DATA SUPPLIED>
========================================================================

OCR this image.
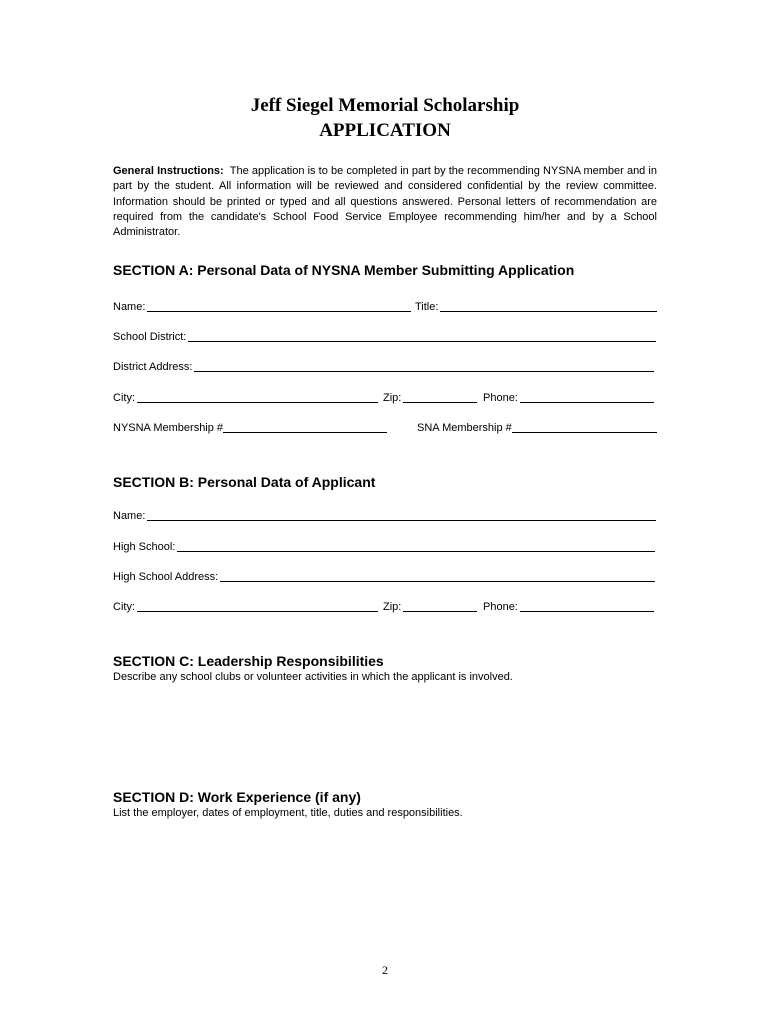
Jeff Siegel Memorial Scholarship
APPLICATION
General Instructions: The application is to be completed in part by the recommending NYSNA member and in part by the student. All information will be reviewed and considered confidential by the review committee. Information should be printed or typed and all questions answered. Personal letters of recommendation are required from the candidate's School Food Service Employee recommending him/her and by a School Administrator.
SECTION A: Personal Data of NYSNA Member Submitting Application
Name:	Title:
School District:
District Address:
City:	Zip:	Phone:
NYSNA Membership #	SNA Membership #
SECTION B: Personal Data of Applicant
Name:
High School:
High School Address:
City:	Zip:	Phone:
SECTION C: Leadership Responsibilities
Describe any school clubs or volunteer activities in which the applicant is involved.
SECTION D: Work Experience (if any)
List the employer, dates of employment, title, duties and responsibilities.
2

========================================================================

TASK GOAL>
Transcribe the full listing above exactly as it stands, minus the pictures.

COMPLETE OUTPUT>
OCR this image.
Jeff Siegel Memorial Scholarship
APPLICATION
General Instructions: The application is to be completed in part by the recommending NYSNA member and in part by the student. All information will be reviewed and considered confidential by the review committee. Information should be printed or typed and all questions answered. Personal letters of recommendation are required from the candidate's School Food Service Employee recommending him/her and by a School Administrator.
SECTION A: Personal Data of NYSNA Member Submitting Application
Name:	Title:
School District:
District Address:
City:	Zip:	Phone:
NYSNA Membership #	SNA Membership #
SECTION B: Personal Data of Applicant
Name:
High School:
High School Address:
City:	Zip:	Phone:
SECTION C: Leadership Responsibilities
Describe any school clubs or volunteer activities in which the applicant is involved.
SECTION D: Work Experience (if any)
List the employer, dates of employment, title, duties and responsibilities.
2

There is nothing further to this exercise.